Entries shown Start Marker

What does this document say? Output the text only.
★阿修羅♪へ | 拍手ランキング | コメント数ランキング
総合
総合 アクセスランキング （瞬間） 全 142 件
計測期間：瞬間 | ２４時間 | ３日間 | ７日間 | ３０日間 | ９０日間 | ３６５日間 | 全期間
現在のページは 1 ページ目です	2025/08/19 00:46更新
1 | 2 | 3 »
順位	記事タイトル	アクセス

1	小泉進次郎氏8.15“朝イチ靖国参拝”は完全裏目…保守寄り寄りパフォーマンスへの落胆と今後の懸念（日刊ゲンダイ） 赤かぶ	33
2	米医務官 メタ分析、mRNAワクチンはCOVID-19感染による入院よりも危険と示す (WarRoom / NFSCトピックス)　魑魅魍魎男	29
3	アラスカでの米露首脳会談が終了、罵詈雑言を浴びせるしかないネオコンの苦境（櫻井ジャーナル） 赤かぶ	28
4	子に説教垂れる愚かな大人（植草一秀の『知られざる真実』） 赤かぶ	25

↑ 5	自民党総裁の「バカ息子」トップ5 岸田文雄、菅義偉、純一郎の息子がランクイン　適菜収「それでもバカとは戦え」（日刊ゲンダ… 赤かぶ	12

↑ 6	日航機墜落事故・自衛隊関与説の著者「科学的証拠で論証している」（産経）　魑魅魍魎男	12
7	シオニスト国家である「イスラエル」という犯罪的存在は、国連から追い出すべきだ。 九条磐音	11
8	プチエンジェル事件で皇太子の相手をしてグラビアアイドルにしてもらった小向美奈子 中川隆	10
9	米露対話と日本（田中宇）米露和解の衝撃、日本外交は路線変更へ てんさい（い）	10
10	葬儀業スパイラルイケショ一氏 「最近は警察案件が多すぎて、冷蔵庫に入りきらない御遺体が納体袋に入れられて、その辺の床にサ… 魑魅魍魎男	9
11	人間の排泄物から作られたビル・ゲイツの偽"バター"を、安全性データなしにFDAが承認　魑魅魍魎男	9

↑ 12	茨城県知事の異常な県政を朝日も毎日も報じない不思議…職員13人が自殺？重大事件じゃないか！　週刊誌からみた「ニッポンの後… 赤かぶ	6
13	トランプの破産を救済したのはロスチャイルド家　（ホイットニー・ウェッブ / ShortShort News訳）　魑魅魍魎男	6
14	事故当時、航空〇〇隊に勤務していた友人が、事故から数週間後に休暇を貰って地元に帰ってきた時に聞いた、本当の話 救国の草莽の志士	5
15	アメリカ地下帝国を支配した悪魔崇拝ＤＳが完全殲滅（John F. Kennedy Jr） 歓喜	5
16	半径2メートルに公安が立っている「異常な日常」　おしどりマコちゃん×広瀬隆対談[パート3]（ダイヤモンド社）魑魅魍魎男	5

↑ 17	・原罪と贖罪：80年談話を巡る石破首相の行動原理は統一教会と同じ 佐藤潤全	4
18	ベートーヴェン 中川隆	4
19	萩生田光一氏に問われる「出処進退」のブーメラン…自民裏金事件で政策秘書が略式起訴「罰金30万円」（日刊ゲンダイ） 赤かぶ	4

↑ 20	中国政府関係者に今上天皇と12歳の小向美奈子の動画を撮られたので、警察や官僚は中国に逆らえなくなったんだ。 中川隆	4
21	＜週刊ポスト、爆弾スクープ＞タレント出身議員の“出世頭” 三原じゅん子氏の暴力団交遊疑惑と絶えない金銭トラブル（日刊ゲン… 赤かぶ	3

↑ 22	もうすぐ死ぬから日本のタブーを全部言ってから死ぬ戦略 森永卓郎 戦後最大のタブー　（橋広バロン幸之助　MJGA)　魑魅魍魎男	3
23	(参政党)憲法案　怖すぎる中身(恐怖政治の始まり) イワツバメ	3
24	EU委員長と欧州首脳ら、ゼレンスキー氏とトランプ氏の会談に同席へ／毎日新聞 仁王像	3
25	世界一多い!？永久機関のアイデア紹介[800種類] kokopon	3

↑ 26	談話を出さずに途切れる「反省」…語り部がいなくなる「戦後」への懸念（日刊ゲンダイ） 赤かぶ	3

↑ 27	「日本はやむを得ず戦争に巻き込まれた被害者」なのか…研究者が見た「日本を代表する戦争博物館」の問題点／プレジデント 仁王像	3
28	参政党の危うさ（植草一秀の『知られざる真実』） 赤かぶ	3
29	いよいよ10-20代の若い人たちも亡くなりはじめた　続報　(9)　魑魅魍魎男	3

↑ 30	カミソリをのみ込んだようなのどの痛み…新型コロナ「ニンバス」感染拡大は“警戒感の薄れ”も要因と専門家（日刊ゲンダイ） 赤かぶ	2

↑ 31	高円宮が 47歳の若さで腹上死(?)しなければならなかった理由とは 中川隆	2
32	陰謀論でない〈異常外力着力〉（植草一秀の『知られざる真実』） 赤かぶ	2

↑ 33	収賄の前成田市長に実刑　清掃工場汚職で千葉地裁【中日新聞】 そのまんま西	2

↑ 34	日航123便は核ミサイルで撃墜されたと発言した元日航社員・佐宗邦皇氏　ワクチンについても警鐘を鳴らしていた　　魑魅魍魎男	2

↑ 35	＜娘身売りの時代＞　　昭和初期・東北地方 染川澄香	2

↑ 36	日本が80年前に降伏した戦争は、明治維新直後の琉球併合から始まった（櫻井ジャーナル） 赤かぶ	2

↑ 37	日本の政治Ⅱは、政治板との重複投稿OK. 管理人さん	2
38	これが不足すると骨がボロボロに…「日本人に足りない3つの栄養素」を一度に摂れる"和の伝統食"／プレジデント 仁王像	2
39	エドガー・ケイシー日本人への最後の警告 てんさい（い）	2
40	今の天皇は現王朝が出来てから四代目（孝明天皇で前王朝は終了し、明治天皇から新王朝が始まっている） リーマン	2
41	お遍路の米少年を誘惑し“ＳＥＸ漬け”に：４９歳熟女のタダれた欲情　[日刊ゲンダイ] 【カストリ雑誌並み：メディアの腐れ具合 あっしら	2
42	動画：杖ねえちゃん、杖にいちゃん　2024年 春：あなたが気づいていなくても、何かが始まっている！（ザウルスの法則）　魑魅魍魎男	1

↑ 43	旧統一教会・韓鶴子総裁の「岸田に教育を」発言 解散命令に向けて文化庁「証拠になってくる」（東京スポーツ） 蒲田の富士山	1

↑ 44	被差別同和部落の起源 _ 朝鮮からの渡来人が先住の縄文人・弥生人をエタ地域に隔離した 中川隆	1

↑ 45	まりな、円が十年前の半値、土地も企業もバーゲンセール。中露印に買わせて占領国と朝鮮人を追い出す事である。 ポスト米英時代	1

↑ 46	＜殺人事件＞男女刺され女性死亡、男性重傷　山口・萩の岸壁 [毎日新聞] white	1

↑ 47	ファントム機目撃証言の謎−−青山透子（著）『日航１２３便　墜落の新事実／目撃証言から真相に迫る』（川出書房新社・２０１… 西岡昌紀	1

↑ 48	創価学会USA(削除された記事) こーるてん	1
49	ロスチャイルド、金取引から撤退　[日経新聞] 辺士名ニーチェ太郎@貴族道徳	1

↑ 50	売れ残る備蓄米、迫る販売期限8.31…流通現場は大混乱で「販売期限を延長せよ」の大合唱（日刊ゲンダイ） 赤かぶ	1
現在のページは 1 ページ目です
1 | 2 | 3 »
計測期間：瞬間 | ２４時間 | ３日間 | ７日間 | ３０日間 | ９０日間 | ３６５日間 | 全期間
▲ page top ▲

Entries shown End Marker

Task details - In the entries above, count each line with "毎日新聞"; reply with the total only.

Solution for this task - 2